WORK INSTRUCTIONS => Transcribe all of the records precisely as they are presented.

>> Start INFORMATION GIVEN

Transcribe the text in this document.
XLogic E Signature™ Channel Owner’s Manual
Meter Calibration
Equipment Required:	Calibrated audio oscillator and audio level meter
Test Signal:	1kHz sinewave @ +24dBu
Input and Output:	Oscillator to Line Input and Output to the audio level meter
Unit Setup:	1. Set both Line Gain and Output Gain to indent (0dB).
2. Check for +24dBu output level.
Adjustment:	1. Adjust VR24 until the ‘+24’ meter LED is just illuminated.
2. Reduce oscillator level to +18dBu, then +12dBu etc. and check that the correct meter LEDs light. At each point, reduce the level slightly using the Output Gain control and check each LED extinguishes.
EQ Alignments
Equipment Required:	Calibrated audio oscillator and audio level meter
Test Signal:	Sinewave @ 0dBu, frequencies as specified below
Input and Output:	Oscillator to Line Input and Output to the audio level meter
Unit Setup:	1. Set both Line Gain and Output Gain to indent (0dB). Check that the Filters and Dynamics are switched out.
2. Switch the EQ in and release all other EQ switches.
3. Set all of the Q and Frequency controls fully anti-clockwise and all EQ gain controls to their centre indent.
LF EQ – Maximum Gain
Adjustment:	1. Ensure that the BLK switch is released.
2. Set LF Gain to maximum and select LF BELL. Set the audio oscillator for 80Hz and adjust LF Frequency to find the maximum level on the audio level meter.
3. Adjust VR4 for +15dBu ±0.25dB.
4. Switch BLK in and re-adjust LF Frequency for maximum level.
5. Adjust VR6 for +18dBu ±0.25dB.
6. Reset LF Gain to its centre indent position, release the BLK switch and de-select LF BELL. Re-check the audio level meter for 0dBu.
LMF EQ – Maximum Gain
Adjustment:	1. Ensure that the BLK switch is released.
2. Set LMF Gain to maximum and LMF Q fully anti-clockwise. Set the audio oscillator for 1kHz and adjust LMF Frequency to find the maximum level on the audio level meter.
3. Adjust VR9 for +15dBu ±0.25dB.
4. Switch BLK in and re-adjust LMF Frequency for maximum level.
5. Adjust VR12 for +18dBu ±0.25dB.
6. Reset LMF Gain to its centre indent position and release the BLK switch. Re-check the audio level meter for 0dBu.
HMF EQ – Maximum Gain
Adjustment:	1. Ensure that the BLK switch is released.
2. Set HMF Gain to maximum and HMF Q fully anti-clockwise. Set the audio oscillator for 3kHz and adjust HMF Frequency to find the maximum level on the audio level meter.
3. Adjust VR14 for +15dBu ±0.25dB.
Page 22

>> End INFORMATION GIVEN

TASK RESULT =>
Transcribe the text in this document.
XLogic E Signature™ Channel Owner’s Manual
Meter Calibration
Equipment Required:	Calibrated audio oscillator and audio level meter
Test Signal:	1kHz sinewave @ +24dBu
Input and Output:	Oscillator to Line Input and Output to the audio level meter
Unit Setup:	1. Set both Line Gain and Output Gain to indent (0dB).
2. Check for +24dBu output level.
Adjustment:	1. Adjust VR24 until the ‘+24’ meter LED is just illuminated.
2. Reduce oscillator level to +18dBu, then +12dBu etc. and check that the correct meter LEDs light. At each point, reduce the level slightly using the Output Gain control and check each LED extinguishes.
EQ Alignments
Equipment Required:	Calibrated audio oscillator and audio level meter
Test Signal:	Sinewave @ 0dBu, frequencies as specified below
Input and Output:	Oscillator to Line Input and Output to the audio level meter
Unit Setup:	1. Set both Line Gain and Output Gain to indent (0dB). Check that the Filters and Dynamics are switched out.
2. Switch the EQ in and release all other EQ switches.
3. Set all of the Q and Frequency controls fully anti-clockwise and all EQ gain controls to their centre indent.
LF EQ – Maximum Gain
Adjustment:	1. Ensure that the BLK switch is released.
2. Set LF Gain to maximum and select LF BELL. Set the audio oscillator for 80Hz and adjust LF Frequency to find the maximum level on the audio level meter.
3. Adjust VR4 for +15dBu ±0.25dB.
4. Switch BLK in and re-adjust LF Frequency for maximum level.
5. Adjust VR6 for +18dBu ±0.25dB.
6. Reset LF Gain to its centre indent position, release the BLK switch and de-select LF BELL. Re-check the audio level meter for 0dBu.
LMF EQ – Maximum Gain
Adjustment:	1. Ensure that the BLK switch is released.
2. Set LMF Gain to maximum and LMF Q fully anti-clockwise. Set the audio oscillator for 1kHz and adjust LMF Frequency to find the maximum level on the audio level meter.
3. Adjust VR9 for +15dBu ±0.25dB.
4. Switch BLK in and re-adjust LMF Frequency for maximum level.
5. Adjust VR12 for +18dBu ±0.25dB.
6. Reset LMF Gain to its centre indent position and release the BLK switch. Re-check the audio level meter for 0dBu.
HMF EQ – Maximum Gain
Adjustment:	1. Ensure that the BLK switch is released.
2. Set HMF Gain to maximum and HMF Q fully anti-clockwise. Set the audio oscillator for 3kHz and adjust HMF Frequency to find the maximum level on the audio level meter.
3. Adjust VR14 for +15dBu ±0.25dB.
Page 22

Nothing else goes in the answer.